-- start Data extract --
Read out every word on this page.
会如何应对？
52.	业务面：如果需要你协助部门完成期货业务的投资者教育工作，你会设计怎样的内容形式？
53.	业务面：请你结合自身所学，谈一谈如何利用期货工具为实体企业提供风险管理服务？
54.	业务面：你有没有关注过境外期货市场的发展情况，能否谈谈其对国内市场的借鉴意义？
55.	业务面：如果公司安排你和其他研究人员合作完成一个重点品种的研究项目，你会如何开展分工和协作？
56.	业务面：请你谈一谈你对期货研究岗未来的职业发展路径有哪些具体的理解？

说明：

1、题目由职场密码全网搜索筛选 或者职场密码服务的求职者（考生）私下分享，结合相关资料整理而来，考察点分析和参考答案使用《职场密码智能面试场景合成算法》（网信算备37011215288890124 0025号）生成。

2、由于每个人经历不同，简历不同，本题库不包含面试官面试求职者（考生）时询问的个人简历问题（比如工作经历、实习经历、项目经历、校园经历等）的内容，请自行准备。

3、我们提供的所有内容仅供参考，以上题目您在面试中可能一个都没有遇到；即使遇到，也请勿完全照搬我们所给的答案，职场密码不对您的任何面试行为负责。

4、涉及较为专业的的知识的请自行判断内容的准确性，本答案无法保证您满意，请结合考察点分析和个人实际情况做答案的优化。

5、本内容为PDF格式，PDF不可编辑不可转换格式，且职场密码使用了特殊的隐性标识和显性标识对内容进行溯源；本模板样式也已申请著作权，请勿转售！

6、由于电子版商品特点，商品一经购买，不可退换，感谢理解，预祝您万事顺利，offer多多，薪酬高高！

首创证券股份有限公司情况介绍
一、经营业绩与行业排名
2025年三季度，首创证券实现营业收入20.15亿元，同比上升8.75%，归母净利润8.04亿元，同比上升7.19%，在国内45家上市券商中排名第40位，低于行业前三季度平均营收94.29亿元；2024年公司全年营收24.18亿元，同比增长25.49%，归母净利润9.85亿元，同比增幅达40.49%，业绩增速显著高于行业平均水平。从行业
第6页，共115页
-- end Data extract --
**Your objective**
Pull out each record as written and restate it exactly.

**Exercise solution**
Read out every word on this page.
会如何应对？
52.	业务面：如果需要你协助部门完成期货业务的投资者教育工作，你会设计怎样的内容形式？
53.	业务面：请你结合自身所学，谈一谈如何利用期货工具为实体企业提供风险管理服务？
54.	业务面：你有没有关注过境外期货市场的发展情况，能否谈谈其对国内市场的借鉴意义？
55.	业务面：如果公司安排你和其他研究人员合作完成一个重点品种的研究项目，你会如何开展分工和协作？
56.	业务面：请你谈一谈你对期货研究岗未来的职业发展路径有哪些具体的理解？

说明：

1、题目由职场密码全网搜索筛选 或者职场密码服务的求职者（考生）私下分享，结合相关资料整理而来，考察点分析和参考答案使用《职场密码智能面试场景合成算法》（网信算备37011215288890124 0025号）生成。

2、由于每个人经历不同，简历不同，本题库不包含面试官面试求职者（考生）时询问的个人简历问题（比如工作经历、实习经历、项目经历、校园经历等）的内容，请自行准备。

3、我们提供的所有内容仅供参考，以上题目您在面试中可能一个都没有遇到；即使遇到，也请勿完全照搬我们所给的答案，职场密码不对您的任何面试行为负责。

4、涉及较为专业的的知识的请自行判断内容的准确性，本答案无法保证您满意，请结合考察点分析和个人实际情况做答案的优化。

5、本内容为PDF格式，PDF不可编辑不可转换格式，且职场密码使用了特殊的隐性标识和显性标识对内容进行溯源；本模板样式也已申请著作权，请勿转售！

6、由于电子版商品特点，商品一经购买，不可退换，感谢理解，预祝您万事顺利，offer多多，薪酬高高！

首创证券股份有限公司情况介绍
一、经营业绩与行业排名
2025年三季度，首创证券实现营业收入20.15亿元，同比上升8.75%，归母净利润8.04亿元，同比上升7.19%，在国内45家上市券商中排名第40位，低于行业前三季度平均营收94.29亿元；2024年公司全年营收24.18亿元，同比增长25.49%，归母净利润9.85亿元，同比增幅达40.49%，业绩增速显著高于行业平均水平。从行业
第6页，共115页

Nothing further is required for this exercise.